┌──

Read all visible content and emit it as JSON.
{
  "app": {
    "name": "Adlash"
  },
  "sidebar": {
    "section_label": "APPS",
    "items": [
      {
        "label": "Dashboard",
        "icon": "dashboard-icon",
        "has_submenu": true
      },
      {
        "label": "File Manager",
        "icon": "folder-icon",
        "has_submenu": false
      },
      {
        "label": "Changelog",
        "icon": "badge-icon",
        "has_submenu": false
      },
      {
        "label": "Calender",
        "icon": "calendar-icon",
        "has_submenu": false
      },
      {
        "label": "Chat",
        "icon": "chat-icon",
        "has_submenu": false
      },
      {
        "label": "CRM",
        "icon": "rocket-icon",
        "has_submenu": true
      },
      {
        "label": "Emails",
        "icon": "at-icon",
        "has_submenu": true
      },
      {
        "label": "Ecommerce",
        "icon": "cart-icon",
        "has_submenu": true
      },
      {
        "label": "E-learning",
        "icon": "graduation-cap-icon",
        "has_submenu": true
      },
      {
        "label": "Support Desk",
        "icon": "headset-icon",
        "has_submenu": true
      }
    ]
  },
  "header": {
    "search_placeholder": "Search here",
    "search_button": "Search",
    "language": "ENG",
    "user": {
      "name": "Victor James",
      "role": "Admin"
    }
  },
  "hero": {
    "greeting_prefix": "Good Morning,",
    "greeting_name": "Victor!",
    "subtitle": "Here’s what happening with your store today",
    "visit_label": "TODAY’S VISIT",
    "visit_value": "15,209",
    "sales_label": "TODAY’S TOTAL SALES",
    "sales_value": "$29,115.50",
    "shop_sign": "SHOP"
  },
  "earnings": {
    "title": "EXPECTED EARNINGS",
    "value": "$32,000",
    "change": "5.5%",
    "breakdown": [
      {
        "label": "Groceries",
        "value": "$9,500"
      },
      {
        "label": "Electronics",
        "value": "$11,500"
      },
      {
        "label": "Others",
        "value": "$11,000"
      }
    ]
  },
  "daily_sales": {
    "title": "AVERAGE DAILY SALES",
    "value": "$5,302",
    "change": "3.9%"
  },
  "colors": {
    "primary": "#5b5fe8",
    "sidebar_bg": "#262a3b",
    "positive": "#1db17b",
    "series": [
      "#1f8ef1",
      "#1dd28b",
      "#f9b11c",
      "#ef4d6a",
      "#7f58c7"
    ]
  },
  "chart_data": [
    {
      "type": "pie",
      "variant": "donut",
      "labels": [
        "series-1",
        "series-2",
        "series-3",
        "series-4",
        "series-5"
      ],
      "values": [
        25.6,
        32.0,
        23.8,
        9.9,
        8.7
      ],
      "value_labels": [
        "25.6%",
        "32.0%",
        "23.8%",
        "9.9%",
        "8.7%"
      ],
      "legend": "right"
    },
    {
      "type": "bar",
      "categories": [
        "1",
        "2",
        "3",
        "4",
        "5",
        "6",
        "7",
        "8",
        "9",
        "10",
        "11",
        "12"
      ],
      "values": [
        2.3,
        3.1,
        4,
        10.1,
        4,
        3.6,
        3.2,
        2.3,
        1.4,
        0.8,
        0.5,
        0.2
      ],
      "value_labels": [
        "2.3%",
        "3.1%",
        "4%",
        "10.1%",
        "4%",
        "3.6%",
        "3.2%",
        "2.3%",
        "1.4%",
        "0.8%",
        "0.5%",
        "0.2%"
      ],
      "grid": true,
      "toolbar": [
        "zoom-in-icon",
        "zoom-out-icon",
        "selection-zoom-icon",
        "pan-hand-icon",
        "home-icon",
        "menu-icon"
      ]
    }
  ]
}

└──

What the task requires
Return the entries above exactly as they appear.

Expected output
Read all visible content and emit it as JSON.
{
  "app": {
    "name": "Adlash"
  },
  "sidebar": {
    "section_label": "APPS",
    "items": [
      {
        "label": "Dashboard",
        "icon": "dashboard-icon",
        "has_submenu": true
      },
      {
        "label": "File Manager",
        "icon": "folder-icon",
        "has_submenu": false
      },
      {
        "label": "Changelog",
        "icon": "badge-icon",
        "has_submenu": false
      },
      {
        "label": "Calender",
        "icon": "calendar-icon",
        "has_submenu": false
      },
      {
        "label": "Chat",
        "icon": "chat-icon",
        "has_submenu": false
      },
      {
        "label": "CRM",
        "icon": "rocket-icon",
        "has_submenu": true
      },
      {
        "label": "Emails",
        "icon": "at-icon",
        "has_submenu": true
      },
      {
        "label": "Ecommerce",
        "icon": "cart-icon",
        "has_submenu": true
      },
      {
        "label": "E-learning",
        "icon": "graduation-cap-icon",
        "has_submenu": true
      },
      {
        "label": "Support Desk",
        "icon": "headset-icon",
        "has_submenu": true
      }
    ]
  },
  "header": {
    "search_placeholder": "Search here",
    "search_button": "Search",
    "language": "ENG",
    "user": {
      "name": "Victor James",
      "role": "Admin"
    }
  },
  "hero": {
    "greeting_prefix": "Good Morning,",
    "greeting_name": "Victor!",
    "subtitle": "Here’s what happening with your store today",
    "visit_label": "TODAY’S VISIT",
    "visit_value": "15,209",
    "sales_label": "TODAY’S TOTAL SALES",
    "sales_value": "$29,115.50",
    "shop_sign": "SHOP"
  },
  "earnings": {
    "title": "EXPECTED EARNINGS",
    "value": "$32,000",
    "change": "5.5%",
    "breakdown": [
      {
        "label": "Groceries",
        "value": "$9,500"
      },
      {
        "label": "Electronics",
        "value": "$11,500"
      },
      {
        "label": "Others",
        "value": "$11,000"
      }
    ]
  },
  "daily_sales": {
    "title": "AVERAGE DAILY SALES",
    "value": "$5,302",
    "change": "3.9%"
  },
  "colors": {
    "primary": "#5b5fe8",
    "sidebar_bg": "#262a3b",
    "positive": "#1db17b",
    "series": [
      "#1f8ef1",
      "#1dd28b",
      "#f9b11c",
      "#ef4d6a",
      "#7f58c7"
    ]
  },
  "chart_data": [
    {
      "type": "pie",
      "variant": "donut",
      "labels": [
        "series-1",
        "series-2",
        "series-3",
        "series-4",
        "series-5"
      ],
      "values": [
        25.6,
        32.0,
        23.8,
        9.9,
        8.7
      ],
      "value_labels": [
        "25.6%",
        "32.0%",
        "23.8%",
        "9.9%",
        "8.7%"
      ],
      "legend": "right"
    },
    {
      "type": "bar",
      "categories": [
        "1",
        "2",
        "3",
        "4",
        "5",
        "6",
        "7",
        "8",
        "9",
        "10",
        "11",
        "12"
      ],
      "values": [
        2.3,
        3.1,
        4,
        10.1,
        4,
        3.6,
        3.2,
        2.3,
        1.4,
        0.8,
        0.5,
        0.2
      ],
      "value_labels": [
        "2.3%",
        "3.1%",
        "4%",
        "10.1%",
        "4%",
        "3.6%",
        "3.2%",
        "2.3%",
        "1.4%",
        "0.8%",
        "0.5%",
        "0.2%"
      ],
      "grid": true,
      "toolbar": [
        "zoom-in-icon",
        "zoom-out-icon",
        "selection-zoom-icon",
        "pan-hand-icon",
        "home-icon",
        "menu-icon"
      ]
    }
  ]
}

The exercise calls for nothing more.